**Dataset records:**
— BEGIN —
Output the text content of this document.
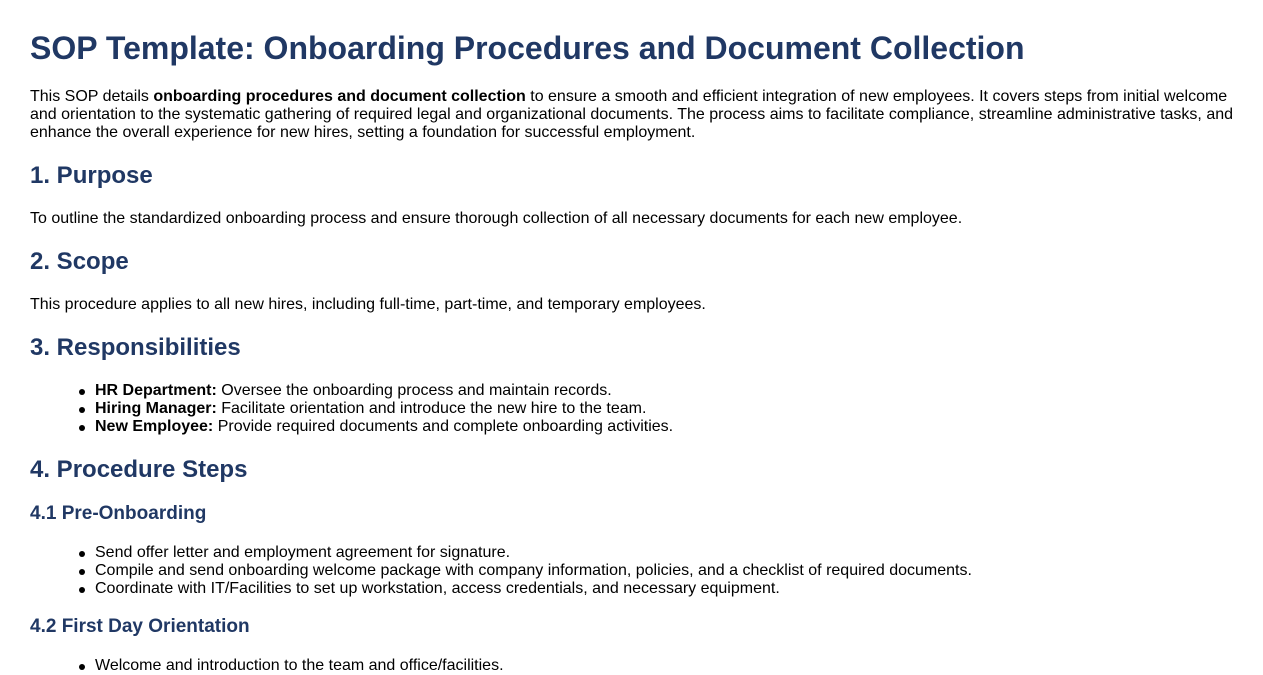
SOP Template: Onboarding Procedures and Document Collection

This SOP details onboarding procedures and document collection to ensure a smooth and efficient integration of new employees. It covers steps from initial welcome and orientation to the systematic gathering of required legal and organizational documents. The process aims to facilitate compliance, streamline administrative tasks, and enhance the overall experience for new hires, setting a foundation for successful employment.

1. Purpose

To outline the standardized onboarding process and ensure thorough collection of all necessary documents for each new employee.

2. Scope

This procedure applies to all new hires, including full-time, part-time, and temporary employees.

3. Responsibilities
HR Department: Oversee the onboarding process and maintain records.
Hiring Manager: Facilitate orientation and introduce the new hire to the team.
New Employee: Provide required documents and complete onboarding activities.
4. Procedure Steps
4.1 Pre-Onboarding
Send offer letter and employment agreement for signature.
Compile and send onboarding welcome package with company information, policies, and a checklist of required documents.
Coordinate with IT/Facilities to set up workstation, access credentials, and necessary equipment.
4.2 First Day Orientation
Welcome and introduction to the team and office/facilities.
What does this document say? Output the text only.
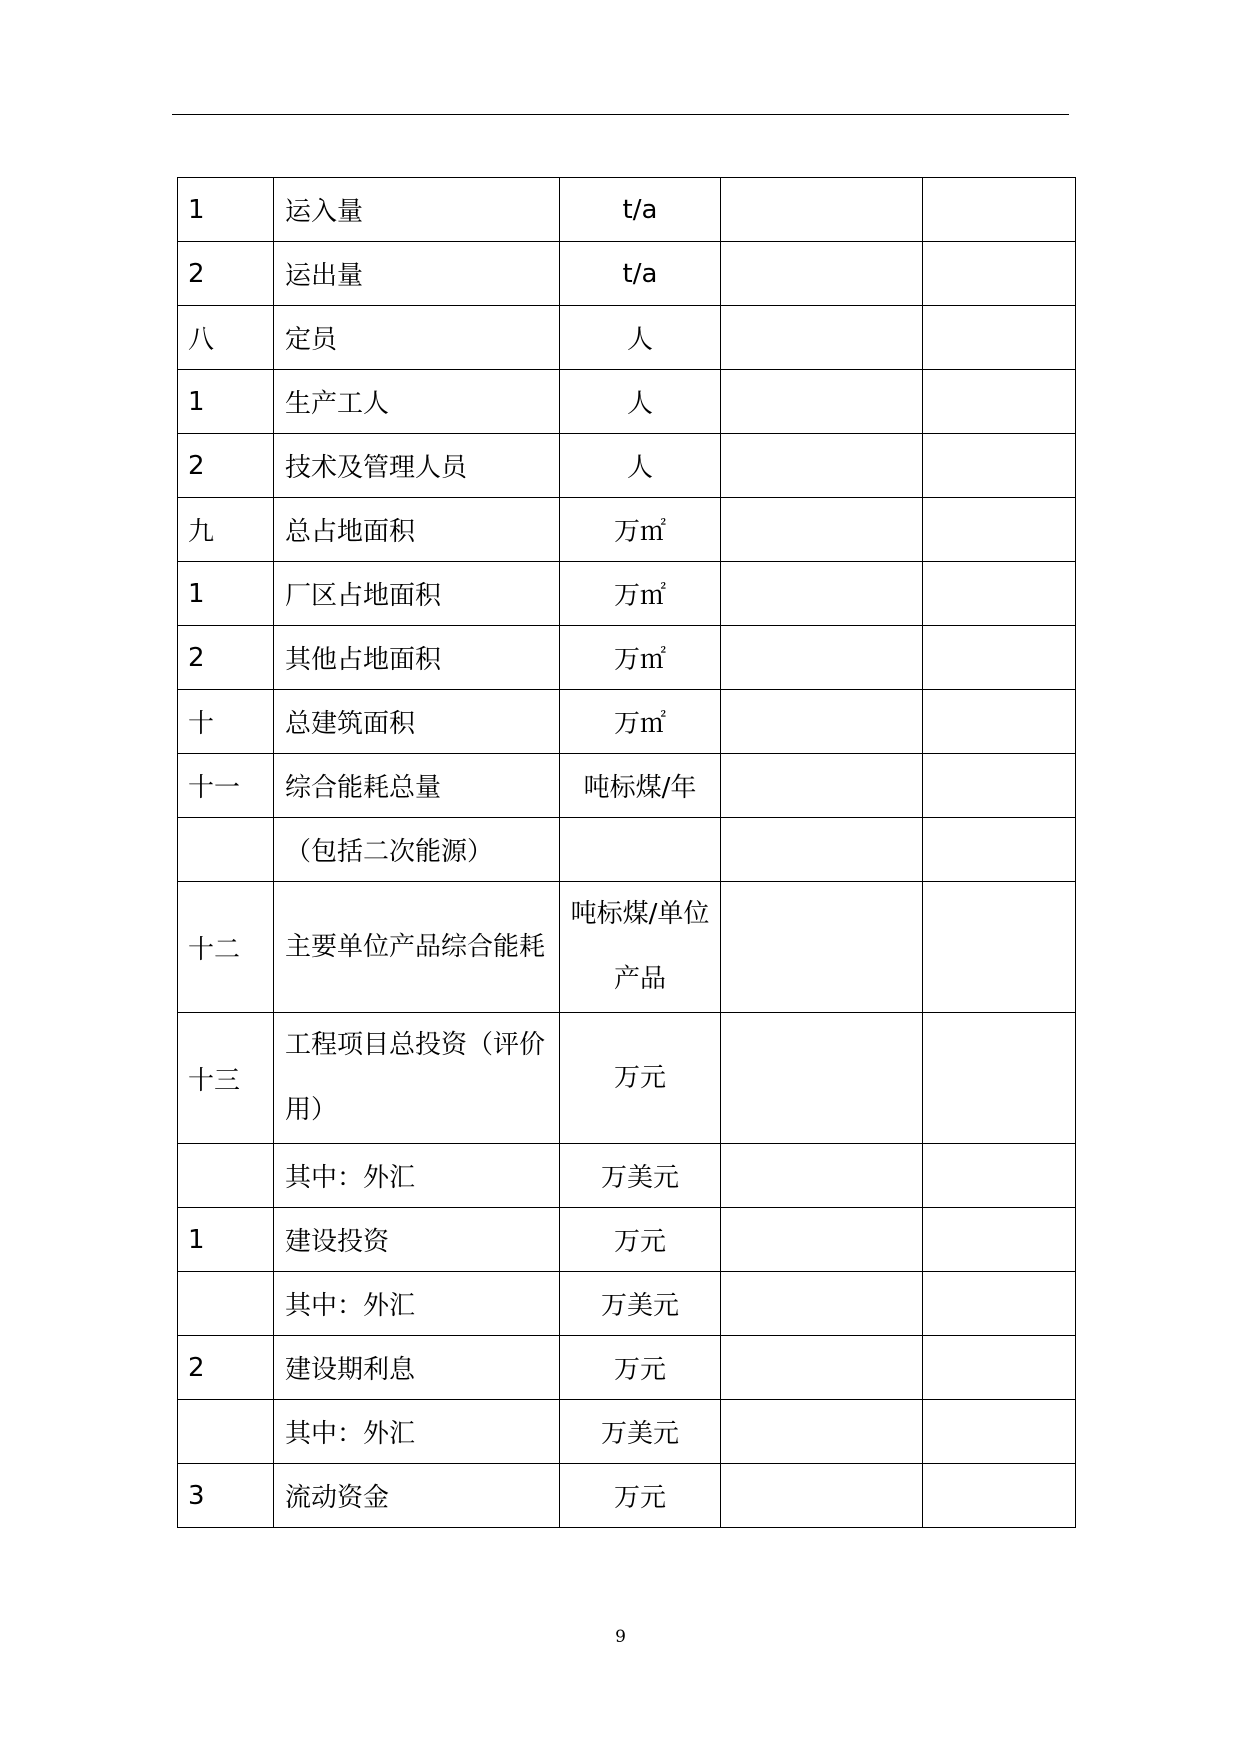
1	运入量	t/a		
2	运出量	t/a		
八	定员	人		
1	生产工人	人		
2	技术及管理人员	人		
九	总占地面积	万㎡		
1	厂区占地面积	万㎡		
2	其他占地面积	万㎡		
十	总建筑面积	万㎡		
十一	综合能耗总量	吨标煤/年		
	（包括二次能源）			
十二	主要单位产品综合能耗	吨标煤/单位产品		
十三	工程项目总投资（评价用）	万元		
	其中：外汇	万美元		
1	建设投资	万元		
	其中：外汇	万美元		
2	建设期利息	万元		
	其中：外汇	万美元		
3	流动资金	万元		
9
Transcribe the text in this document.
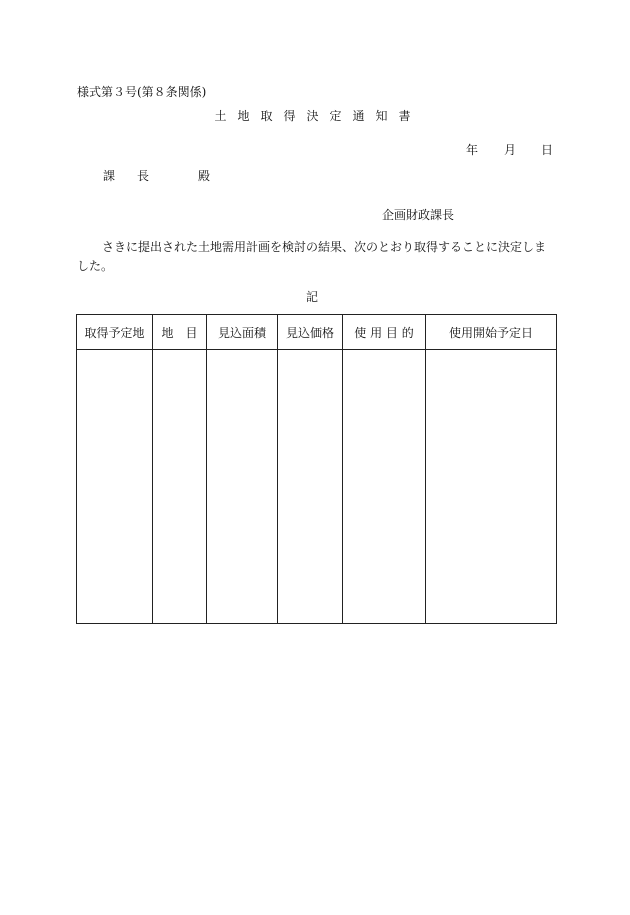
様式第３号(第８条関係)
土地取得決定通知書
年 月 日
課長 殿
企画財政課長
さきに提出された土地需用計画を検討の結果、次のとおり取得することに決定しました。
記
取得予定地	地　目	見込面積	見込価格	使 用 目 的	使用開始予定日
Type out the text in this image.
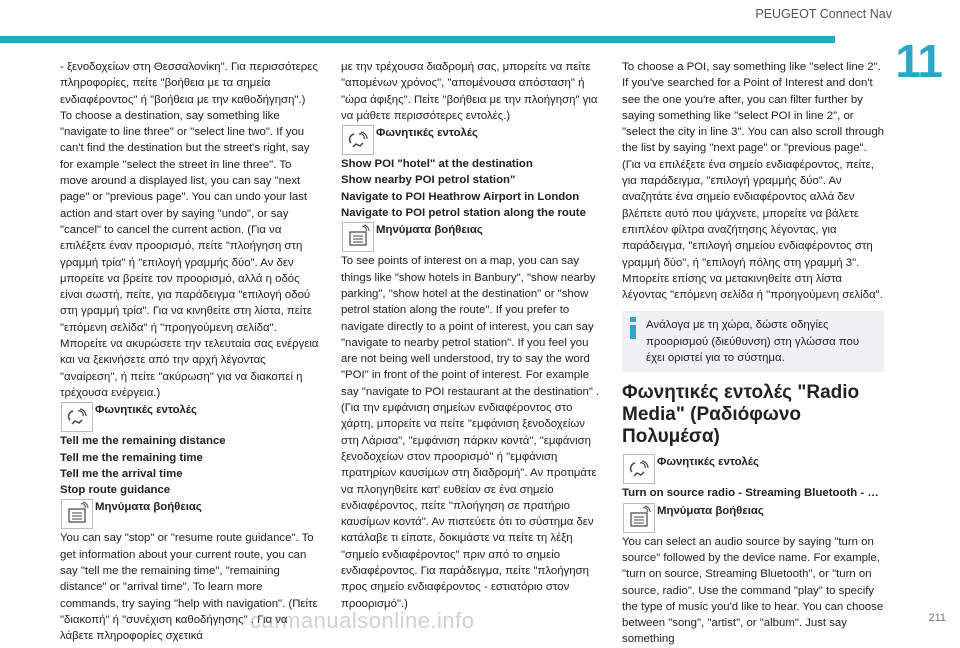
PEUGEOT Connect Nav
11

- ξενοδοχείων στη Θεσσαλονίκη". Για περισσότερες πληροφορίες, πείτε "βοήθεια με τα σημεία ενδιαφέροντος" ή "βοήθεια με την καθοδήγηση".)

To choose a destination, say something like "navigate to line three" or "select line two". If you can't find the destination but the street's right, say for example "select the street in line three". To move around a displayed list, you can say "next page" or "previous page". You can undo your last action and start over by saying "undo", or say "cancel" to cancel the current action. (Για να επιλέξετε έναν προορισμό, πείτε "πλοήγηση στη γραμμή τρία" ή "επιλογή γραμμής δύο". Αν δεν μπορείτε να βρείτε τον προορισμό, αλλά η οδός είναι σωστή, πείτε, για παράδειγμα "επιλογή οδού στη γραμμή τρία". Για να κινηθείτε στη λίστα, πείτε "επόμενη σελίδα" ή "προηγούμενη σελίδα". Μπορείτε να ακυρώσετε την τελευταία σας ενέργεια και να ξεκινήσετε από την αρχή λέγοντας "αναίρεση", ή πείτε "ακύρωση" για να διακοπεί η τρέχουσα ενέργεια.)

Φωνητικές εντολές

Tell me the remaining distance

Tell me the remaining time

Tell me the arrival time

Stop route guidance

Μηνύματα βοήθειας

You can say "stop" or "resume route guidance". To get information about your current route, you can say "tell me the remaining time", "remaining distance" or "arrival time". To learn more commands, try saying "help with navigation". (Πείτε "διακοπή" ή "συνέχιση καθοδήγησης" . Για να λάβετε πληροφορίες σχετικά

με την τρέχουσα διαδρομή σας, μπορείτε να πείτε "απομένων χρόνος", "απομένουσα απόσταση" ή "ώρα άφιξης". Πείτε "βοήθεια με την πλοήγηση" για να μάθετε περισσότερες εντολές.)

Φωνητικές εντολές

Show POI "hotel" at the destination

Show nearby POI petrol station"

Navigate to POI Heathrow Airport in London

Navigate to POI petrol station along the route

Μηνύματα βοήθειας

To see points of interest on a map, you can say things like "show hotels in Banbury", "show nearby parking", "show hotel at the destination" or "show petrol station along the route". If you prefer to navigate directly to a point of interest, you can say "navigate to nearby petrol station". If you feel you are not being well understood, try to say the word "POI" in front of the point of interest. For example say "navigate to POI restaurant at the destination" .(Για την εμφάνιση σημείων ενδιαφέροντος στο χάρτη, μπορείτε να πείτε "εμφάνιση ξενοδοχείων στη Λάρισα", "εμφάνιση πάρκιν κοντά", "εμφάνιση ξενοδοχείων στον προορισμό" ή "εμφάνιση πρατηρίων καυσίμων στη διαδρομή". Αν προτιμάτε να πλοηγηθείτε κατ' ευθείαν σε ένα σημείο ενδιαφέροντος, πείτε "πλοήγηση σε πρατήριο καυσίμων κοντά". Αν πιστεύετε ότι το σύστημα δεν κατάλαβε τι είπατε, δοκιμάστε να πείτε τη λέξη "σημείο ενδιαφέροντος" πριν από το σημείο ενδιαφέροντος. Για παράδειγμα, πείτε "πλοήγηση προς σημείο ενδιαφέροντος - εστιατόριο στον προορισμό".)

To choose a POI, say something like "select line 2". If you've searched for a Point of Interest and don't see the one you're after, you can filter further by saying something like "select POI in line 2", or "select the city in line 3". You can also scroll through the list by saying "next page" or "previous page". (Για να επιλέξετε ένα σημείο ενδιαφέροντος, πείτε, για παράδειγμα, "επιλογή γραμμής δύο". Αν αναζητάτε ένα σημείο ενδιαφέροντος αλλά δεν βλέπετε αυτό που ψάχνετε, μπορείτε να βάλετε επιπλέον φίλτρα αναζήτησης λέγοντας, για παράδειγμα, "επιλογή σημείου ενδιαφέροντος στη γραμμή δύο", ή "επιλογή πόλης στη γραμμή 3". Μπορείτε επίσης να μετακινηθείτε στη λίστα λέγοντας "επόμενη σελίδα ή "προηγούμενη σελίδα".

Ανάλογα με τη χώρα, δώστε οδηγίες προορισμού (διεύθυνση) στη γλώσσα που έχει οριστεί για το σύστημα.
Φωνητικές εντολές "Radio Media" (Ραδιόφωνο Πολυμέσα)
Φωνητικές εντολές

Turn on source radio - Streaming Bluetooth - …

Μηνύματα βοήθειας

You can select an audio source by saying "turn on source" followed by the device name. For example, "turn on source, Streaming Bluetooth", or "turn on source, radio". Use the command "play" to specify the type of music you'd like to hear. You can choose between "song", "artist", or "album". Just say something

carmanualsonline.info	211
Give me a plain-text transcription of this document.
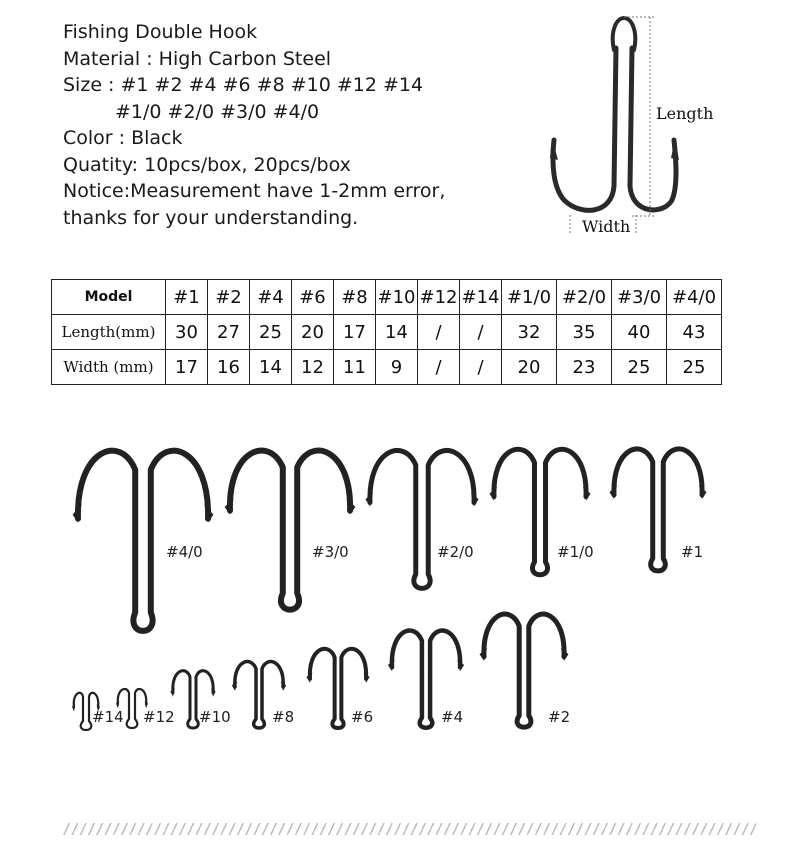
Fishing Double Hook
Material : High Carbon Steel
Size : #1 #2 #4 #6 #8 #10 #12 #14
#1/0 #2/0 #3/0 #4/0
Color : Black
Quatity: 10pcs/box, 20pcs/box
Notice:Measurement have 1-2mm error,
thanks for your understanding.
Length
Width
Model	#1	#2	#4	#6	#8	#10	#12	#14	#1/0	#2/0	#3/0	#4/0
Length(mm)	30	27	25	20	17	14	/	/	32	35	40	43
Width (mm)	17	16	14	12	11	9	/	/	20	23	25	25
#4/0	#3/0	#2/0	#1/0	#1
#14 #12 #10	#8	#6	#4	#2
— END —
**What is required:** Without the pictures, retype the whole of the material above exactly.

**Answer to this problem:**
Output the text content of this document.
SOP Template: Onboarding Procedures and Document Collection

This SOP details onboarding procedures and document collection to ensure a smooth and efficient integration of new employees. It covers steps from initial welcome and orientation to the systematic gathering of required legal and organizational documents. The process aims to facilitate compliance, streamline administrative tasks, and enhance the overall experience for new hires, setting a foundation for successful employment.

1. Purpose

To outline the standardized onboarding process and ensure thorough collection of all necessary documents for each new employee.

2. Scope

This procedure applies to all new hires, including full-time, part-time, and temporary employees.

3. Responsibilities
HR Department: Oversee the onboarding process and maintain records.
Hiring Manager: Facilitate orientation and introduce the new hire to the team.
New Employee: Provide required documents and complete onboarding activities.
4. Procedure Steps
4.1 Pre-Onboarding
Send offer letter and employment agreement for signature.
Compile and send onboarding welcome package with company information, policies, and a checklist of required documents.
Coordinate with IT/Facilities to set up workstation, access credentials, and necessary equipment.
4.2 First Day Orientation
Welcome and introduction to the team and office/facilities.
What does this document say? Output the text only.
1	运入量	t/a		
2	运出量	t/a		
八	定员	人		
1	生产工人	人		
2	技术及管理人员	人		
九	总占地面积	万㎡		
1	厂区占地面积	万㎡		
2	其他占地面积	万㎡		
十	总建筑面积	万㎡		
十一	综合能耗总量	吨标煤/年		
	（包括二次能源）			
十二	主要单位产品综合能耗	吨标煤/单位产品		
十三	工程项目总投资（评价用）	万元		
	其中：外汇	万美元		
1	建设投资	万元		
	其中：外汇	万美元		
2	建设期利息	万元		
	其中：外汇	万美元		
3	流动资金	万元		
9
Transcribe the text in this document.
様式第３号(第８条関係)
土地取得決定通知書
年 月 日
課長 殿
企画財政課長
さきに提出された土地需用計画を検討の結果、次のとおり取得することに決定しました。
記
取得予定地	地　目	見込面積	見込価格	使 用 目 的	使用開始予定日
Type out the text in this image.
PEUGEOT Connect Nav
11

- ξενοδοχείων στη Θεσσαλονίκη". Για περισσότερες πληροφορίες, πείτε "βοήθεια με τα σημεία ενδιαφέροντος" ή "βοήθεια με την καθοδήγηση".)

To choose a destination, say something like "navigate to line three" or "select line two". If you can't find the destination but the street's right, say for example "select the street in line three". To move around a displayed list, you can say "next page" or "previous page". You can undo your last action and start over by saying "undo", or say "cancel" to cancel the current action. (Για να επιλέξετε έναν προορισμό, πείτε "πλοήγηση στη γραμμή τρία" ή "επιλογή γραμμής δύο". Αν δεν μπορείτε να βρείτε τον προορισμό, αλλά η οδός είναι σωστή, πείτε, για παράδειγμα "επιλογή οδού στη γραμμή τρία". Για να κινηθείτε στη λίστα, πείτε "επόμενη σελίδα" ή "προηγούμενη σελίδα". Μπορείτε να ακυρώσετε την τελευταία σας ενέργεια και να ξεκινήσετε από την αρχή λέγοντας "αναίρεση", ή πείτε "ακύρωση" για να διακοπεί η τρέχουσα ενέργεια.)

Φωνητικές εντολές

Tell me the remaining distance

Tell me the remaining time

Tell me the arrival time

Stop route guidance

Μηνύματα βοήθειας

You can say "stop" or "resume route guidance". To get information about your current route, you can say "tell me the remaining time", "remaining distance" or "arrival time". To learn more commands, try saying "help with navigation". (Πείτε "διακοπή" ή "συνέχιση καθοδήγησης" . Για να λάβετε πληροφορίες σχετικά

με την τρέχουσα διαδρομή σας, μπορείτε να πείτε "απομένων χρόνος", "απομένουσα απόσταση" ή "ώρα άφιξης". Πείτε "βοήθεια με την πλοήγηση" για να μάθετε περισσότερες εντολές.)

Φωνητικές εντολές

Show POI "hotel" at the destination

Show nearby POI petrol station"

Navigate to POI Heathrow Airport in London

Navigate to POI petrol station along the route

Μηνύματα βοήθειας

To see points of interest on a map, you can say things like "show hotels in Banbury", "show nearby parking", "show hotel at the destination" or "show petrol station along the route". If you prefer to navigate directly to a point of interest, you can say "navigate to nearby petrol station". If you feel you are not being well understood, try to say the word "POI" in front of the point of interest. For example say "navigate to POI restaurant at the destination" .(Για την εμφάνιση σημείων ενδιαφέροντος στο χάρτη, μπορείτε να πείτε "εμφάνιση ξενοδοχείων στη Λάρισα", "εμφάνιση πάρκιν κοντά", "εμφάνιση ξενοδοχείων στον προορισμό" ή "εμφάνιση πρατηρίων καυσίμων στη διαδρομή". Αν προτιμάτε να πλοηγηθείτε κατ' ευθείαν σε ένα σημείο ενδιαφέροντος, πείτε "πλοήγηση σε πρατήριο καυσίμων κοντά". Αν πιστεύετε ότι το σύστημα δεν κατάλαβε τι είπατε, δοκιμάστε να πείτε τη λέξη "σημείο ενδιαφέροντος" πριν από το σημείο ενδιαφέροντος. Για παράδειγμα, πείτε "πλοήγηση προς σημείο ενδιαφέροντος - εστιατόριο στον προορισμό".)

To choose a POI, say something like "select line 2". If you've searched for a Point of Interest and don't see the one you're after, you can filter further by saying something like "select POI in line 2", or "select the city in line 3". You can also scroll through the list by saying "next page" or "previous page". (Για να επιλέξετε ένα σημείο ενδιαφέροντος, πείτε, για παράδειγμα, "επιλογή γραμμής δύο". Αν αναζητάτε ένα σημείο ενδιαφέροντος αλλά δεν βλέπετε αυτό που ψάχνετε, μπορείτε να βάλετε επιπλέον φίλτρα αναζήτησης λέγοντας, για παράδειγμα, "επιλογή σημείου ενδιαφέροντος στη γραμμή δύο", ή "επιλογή πόλης στη γραμμή 3". Μπορείτε επίσης να μετακινηθείτε στη λίστα λέγοντας "επόμενη σελίδα ή "προηγούμενη σελίδα".

Ανάλογα με τη χώρα, δώστε οδηγίες προορισμού (διεύθυνση) στη γλώσσα που έχει οριστεί για το σύστημα.
Φωνητικές εντολές "Radio Media" (Ραδιόφωνο Πολυμέσα)
Φωνητικές εντολές

Turn on source radio - Streaming Bluetooth - …

Μηνύματα βοήθειας

You can select an audio source by saying "turn on source" followed by the device name. For example, "turn on source, Streaming Bluetooth", or "turn on source, radio". Use the command "play" to specify the type of music you'd like to hear. You can choose between "song", "artist", or "album". Just say something

carmanualsonline.info	211
Give me a plain-text transcription of this document.
Fishing Double Hook
Material : High Carbon Steel
Size : #1 #2 #4 #6 #8 #10 #12 #14
#1/0 #2/0 #3/0 #4/0
Color : Black
Quatity: 10pcs/box, 20pcs/box
Notice:Measurement have 1-2mm error,
thanks for your understanding.
Length
Width
Model	#1	#2	#4	#6	#8	#10	#12	#14	#1/0	#2/0	#3/0	#4/0
Length(mm)	30	27	25	20	17	14	/	/	32	35	40	43
Width (mm)	17	16	14	12	11	9	/	/	20	23	25	25
#4/0	#3/0	#2/0	#1/0	#1
#14 #12 #10	#8	#6	#4	#2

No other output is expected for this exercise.